Records from a data source:
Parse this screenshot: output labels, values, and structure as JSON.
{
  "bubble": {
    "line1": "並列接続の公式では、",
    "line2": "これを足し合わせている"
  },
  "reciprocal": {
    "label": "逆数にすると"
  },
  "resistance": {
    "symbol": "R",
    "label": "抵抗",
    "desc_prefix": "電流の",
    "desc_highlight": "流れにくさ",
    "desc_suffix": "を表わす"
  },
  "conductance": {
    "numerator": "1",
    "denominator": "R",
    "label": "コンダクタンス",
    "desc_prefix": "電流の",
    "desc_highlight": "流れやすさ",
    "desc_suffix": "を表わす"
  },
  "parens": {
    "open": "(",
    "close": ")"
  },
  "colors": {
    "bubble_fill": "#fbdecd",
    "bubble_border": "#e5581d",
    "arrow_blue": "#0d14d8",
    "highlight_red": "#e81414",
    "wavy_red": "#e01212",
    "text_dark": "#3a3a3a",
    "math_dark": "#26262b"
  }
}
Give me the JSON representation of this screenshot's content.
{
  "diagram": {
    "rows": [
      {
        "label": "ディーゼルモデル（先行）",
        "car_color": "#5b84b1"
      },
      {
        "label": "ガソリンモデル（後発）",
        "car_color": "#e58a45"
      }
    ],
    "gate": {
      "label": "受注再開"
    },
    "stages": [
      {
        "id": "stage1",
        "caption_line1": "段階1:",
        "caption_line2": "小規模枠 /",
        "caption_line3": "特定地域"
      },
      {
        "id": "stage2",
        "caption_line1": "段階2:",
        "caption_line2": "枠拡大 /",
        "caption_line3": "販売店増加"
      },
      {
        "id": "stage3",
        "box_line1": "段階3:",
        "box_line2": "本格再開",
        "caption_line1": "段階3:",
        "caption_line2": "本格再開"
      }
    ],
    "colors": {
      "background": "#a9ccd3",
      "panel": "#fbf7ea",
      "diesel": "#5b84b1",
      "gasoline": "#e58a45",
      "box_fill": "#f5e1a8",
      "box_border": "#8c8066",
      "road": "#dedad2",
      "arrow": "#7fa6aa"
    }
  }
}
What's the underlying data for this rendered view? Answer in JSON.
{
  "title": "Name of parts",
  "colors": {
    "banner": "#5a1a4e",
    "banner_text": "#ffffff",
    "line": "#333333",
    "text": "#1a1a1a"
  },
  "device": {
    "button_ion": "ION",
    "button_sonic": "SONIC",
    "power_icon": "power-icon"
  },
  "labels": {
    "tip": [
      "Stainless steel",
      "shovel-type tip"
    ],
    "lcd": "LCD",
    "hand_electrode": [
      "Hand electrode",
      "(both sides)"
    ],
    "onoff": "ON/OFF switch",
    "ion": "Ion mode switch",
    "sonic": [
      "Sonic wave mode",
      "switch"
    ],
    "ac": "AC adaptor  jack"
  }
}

**Task brief**
What is the number of lines in the records above that include the word "this"? Reply with that number and nothing more.

**Solved exercise**
3